[Source data]
— Start —
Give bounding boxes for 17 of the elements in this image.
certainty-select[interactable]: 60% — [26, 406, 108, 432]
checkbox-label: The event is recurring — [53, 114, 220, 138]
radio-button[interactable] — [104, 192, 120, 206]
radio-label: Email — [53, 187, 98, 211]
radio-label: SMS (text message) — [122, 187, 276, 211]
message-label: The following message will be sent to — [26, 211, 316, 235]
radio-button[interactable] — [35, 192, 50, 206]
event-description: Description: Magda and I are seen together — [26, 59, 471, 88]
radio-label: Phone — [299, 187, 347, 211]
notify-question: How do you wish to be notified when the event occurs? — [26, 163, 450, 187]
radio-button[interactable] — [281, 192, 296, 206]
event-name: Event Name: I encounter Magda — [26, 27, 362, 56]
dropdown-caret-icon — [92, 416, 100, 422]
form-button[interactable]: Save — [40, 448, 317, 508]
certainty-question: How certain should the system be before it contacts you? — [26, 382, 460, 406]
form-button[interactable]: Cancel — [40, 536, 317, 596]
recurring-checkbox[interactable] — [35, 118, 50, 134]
— End —
TASK TO COMPLETE: Reproduce the source data above verbatim, keeping every entry on its own line with its original punctuation and coordinates.

THE COMPLETED TASK:
Give bounding boxes for 17 of the elements in this image.
certainty-select[interactable]: 60% — [26, 406, 108, 432]
checkbox-label: The event is recurring — [53, 114, 220, 138]
radio-button[interactable] — [104, 192, 120, 206]
radio-label: Email — [53, 187, 98, 211]
radio-label: SMS (text message) — [122, 187, 276, 211]
message-label: The following message will be sent to — [26, 211, 316, 235]
radio-button[interactable] — [35, 192, 50, 206]
event-description: Description: Magda and I are seen together — [26, 59, 471, 88]
radio-label: Phone — [299, 187, 347, 211]
notify-question: How do you wish to be notified when the event occurs? — [26, 163, 450, 187]
radio-button[interactable] — [281, 192, 296, 206]
event-name: Event Name: I encounter Magda — [26, 27, 362, 56]
dropdown-caret-icon — [92, 416, 100, 422]
form-button[interactable]: Save — [40, 448, 317, 508]
certainty-question: How certain should the system be before it contacts you? — [26, 382, 460, 406]
form-button[interactable]: Cancel — [40, 536, 317, 596]
recurring-checkbox[interactable] — [35, 118, 50, 134]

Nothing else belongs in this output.